Show all lines that include the string "title"; copy each one.

───── Records for processing

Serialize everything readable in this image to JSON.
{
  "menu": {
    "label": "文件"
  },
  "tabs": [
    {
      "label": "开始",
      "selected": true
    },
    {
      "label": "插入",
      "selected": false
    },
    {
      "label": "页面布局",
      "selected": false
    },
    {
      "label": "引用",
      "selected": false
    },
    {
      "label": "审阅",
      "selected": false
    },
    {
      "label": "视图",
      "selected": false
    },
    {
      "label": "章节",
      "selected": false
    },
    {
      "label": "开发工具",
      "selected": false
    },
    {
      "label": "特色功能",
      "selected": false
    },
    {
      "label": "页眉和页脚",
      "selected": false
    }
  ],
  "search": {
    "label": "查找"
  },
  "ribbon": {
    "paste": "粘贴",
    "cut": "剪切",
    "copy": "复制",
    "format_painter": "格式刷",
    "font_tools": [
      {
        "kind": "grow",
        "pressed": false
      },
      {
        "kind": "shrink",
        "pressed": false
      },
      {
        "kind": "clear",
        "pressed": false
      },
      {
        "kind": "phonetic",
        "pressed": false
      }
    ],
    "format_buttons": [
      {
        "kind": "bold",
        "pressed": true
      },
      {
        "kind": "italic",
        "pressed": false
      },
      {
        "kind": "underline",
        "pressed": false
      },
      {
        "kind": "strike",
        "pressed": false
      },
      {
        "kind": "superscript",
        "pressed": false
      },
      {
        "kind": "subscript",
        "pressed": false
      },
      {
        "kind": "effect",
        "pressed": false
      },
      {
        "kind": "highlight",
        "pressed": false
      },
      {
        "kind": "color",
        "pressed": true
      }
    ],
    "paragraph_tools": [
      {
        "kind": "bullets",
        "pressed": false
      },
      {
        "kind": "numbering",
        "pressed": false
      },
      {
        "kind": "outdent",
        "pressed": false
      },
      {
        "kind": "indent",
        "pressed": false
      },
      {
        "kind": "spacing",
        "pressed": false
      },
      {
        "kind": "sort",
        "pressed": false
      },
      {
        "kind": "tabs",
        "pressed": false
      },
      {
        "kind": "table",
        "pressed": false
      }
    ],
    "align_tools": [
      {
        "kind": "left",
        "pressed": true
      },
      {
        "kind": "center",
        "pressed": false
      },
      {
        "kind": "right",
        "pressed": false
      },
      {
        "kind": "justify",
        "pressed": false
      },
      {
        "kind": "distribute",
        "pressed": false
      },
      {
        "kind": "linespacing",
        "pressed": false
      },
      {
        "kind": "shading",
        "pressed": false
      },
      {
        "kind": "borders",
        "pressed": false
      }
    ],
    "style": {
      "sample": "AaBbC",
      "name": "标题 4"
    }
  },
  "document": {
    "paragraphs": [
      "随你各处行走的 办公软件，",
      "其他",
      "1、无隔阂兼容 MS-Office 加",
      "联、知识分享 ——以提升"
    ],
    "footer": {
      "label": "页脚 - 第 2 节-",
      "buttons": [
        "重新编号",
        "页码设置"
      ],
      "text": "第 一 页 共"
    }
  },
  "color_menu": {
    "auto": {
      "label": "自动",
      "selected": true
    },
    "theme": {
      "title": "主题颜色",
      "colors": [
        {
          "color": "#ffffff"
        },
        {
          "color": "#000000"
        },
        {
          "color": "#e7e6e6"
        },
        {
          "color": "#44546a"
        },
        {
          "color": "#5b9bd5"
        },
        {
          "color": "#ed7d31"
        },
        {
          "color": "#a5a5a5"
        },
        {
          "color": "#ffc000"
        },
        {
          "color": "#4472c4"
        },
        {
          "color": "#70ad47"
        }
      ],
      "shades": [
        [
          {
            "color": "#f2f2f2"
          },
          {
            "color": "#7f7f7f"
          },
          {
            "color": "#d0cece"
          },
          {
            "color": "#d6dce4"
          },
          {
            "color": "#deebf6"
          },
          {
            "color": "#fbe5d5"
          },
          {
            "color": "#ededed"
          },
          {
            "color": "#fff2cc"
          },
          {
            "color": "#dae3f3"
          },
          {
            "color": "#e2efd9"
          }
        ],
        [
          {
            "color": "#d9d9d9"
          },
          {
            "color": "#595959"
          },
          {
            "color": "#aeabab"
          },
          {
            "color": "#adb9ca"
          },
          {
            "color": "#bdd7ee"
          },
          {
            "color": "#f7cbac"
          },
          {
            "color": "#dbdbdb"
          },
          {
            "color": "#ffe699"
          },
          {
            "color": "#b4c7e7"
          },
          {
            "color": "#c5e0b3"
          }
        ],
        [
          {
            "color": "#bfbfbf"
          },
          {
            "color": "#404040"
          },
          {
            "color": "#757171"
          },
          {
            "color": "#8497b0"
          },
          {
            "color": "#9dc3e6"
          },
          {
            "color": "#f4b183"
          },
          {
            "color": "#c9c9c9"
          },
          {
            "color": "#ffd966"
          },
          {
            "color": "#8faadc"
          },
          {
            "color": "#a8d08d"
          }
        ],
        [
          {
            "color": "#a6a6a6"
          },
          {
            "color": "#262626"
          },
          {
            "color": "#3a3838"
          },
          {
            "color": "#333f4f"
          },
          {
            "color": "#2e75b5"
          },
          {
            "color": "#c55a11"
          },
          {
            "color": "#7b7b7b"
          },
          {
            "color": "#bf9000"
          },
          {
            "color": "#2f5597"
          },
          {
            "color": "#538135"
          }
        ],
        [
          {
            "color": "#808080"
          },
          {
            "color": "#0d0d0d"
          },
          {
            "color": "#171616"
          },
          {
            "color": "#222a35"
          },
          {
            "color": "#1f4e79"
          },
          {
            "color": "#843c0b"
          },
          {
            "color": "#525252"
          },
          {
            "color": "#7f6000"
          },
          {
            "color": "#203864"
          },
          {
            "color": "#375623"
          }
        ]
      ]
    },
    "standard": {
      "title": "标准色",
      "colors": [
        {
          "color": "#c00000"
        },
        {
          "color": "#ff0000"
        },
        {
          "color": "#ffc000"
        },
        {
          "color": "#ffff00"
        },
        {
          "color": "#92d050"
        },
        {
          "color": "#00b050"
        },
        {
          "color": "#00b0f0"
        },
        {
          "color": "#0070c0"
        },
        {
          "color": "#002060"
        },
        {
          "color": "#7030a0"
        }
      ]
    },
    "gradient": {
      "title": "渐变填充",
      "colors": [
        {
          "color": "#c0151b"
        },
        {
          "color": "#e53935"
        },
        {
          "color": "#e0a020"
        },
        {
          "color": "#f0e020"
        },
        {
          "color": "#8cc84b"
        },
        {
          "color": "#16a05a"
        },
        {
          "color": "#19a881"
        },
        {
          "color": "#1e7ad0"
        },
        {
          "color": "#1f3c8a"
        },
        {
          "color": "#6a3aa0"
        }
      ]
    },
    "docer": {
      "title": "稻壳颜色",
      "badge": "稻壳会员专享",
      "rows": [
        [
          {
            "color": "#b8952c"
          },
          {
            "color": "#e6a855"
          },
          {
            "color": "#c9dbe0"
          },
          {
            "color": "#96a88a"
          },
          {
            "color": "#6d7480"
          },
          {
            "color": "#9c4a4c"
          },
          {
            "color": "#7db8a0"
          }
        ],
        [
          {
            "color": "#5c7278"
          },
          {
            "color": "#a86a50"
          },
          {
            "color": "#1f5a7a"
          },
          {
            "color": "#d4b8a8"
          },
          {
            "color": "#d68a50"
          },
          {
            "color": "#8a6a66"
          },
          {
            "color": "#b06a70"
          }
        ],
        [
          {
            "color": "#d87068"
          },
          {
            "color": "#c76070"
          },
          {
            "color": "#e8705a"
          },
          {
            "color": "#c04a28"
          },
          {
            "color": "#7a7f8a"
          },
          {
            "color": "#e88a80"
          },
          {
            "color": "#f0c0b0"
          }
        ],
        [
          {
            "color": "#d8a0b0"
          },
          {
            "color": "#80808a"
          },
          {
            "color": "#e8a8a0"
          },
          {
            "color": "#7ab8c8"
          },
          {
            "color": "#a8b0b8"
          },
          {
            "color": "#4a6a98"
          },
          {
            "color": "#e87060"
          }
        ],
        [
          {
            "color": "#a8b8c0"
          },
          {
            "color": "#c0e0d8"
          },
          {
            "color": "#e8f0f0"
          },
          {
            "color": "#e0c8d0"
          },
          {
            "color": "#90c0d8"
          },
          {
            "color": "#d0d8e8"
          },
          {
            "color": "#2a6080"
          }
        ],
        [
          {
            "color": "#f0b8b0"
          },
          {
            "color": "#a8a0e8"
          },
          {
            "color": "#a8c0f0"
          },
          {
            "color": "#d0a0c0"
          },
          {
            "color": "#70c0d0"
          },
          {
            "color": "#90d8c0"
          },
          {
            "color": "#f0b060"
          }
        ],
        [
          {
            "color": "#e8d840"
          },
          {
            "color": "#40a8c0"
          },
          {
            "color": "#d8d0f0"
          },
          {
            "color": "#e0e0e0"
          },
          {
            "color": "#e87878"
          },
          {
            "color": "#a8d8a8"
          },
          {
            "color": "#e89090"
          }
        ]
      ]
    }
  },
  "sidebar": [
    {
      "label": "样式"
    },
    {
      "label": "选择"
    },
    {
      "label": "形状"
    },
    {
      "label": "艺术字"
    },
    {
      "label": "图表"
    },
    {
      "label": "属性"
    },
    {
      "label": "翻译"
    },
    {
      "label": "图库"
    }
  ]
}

──────────

__Result of this task__.
      "title": "主题颜色",
      "title": "标准色",
      "title": "渐变填充",
      "title": "稻壳颜色",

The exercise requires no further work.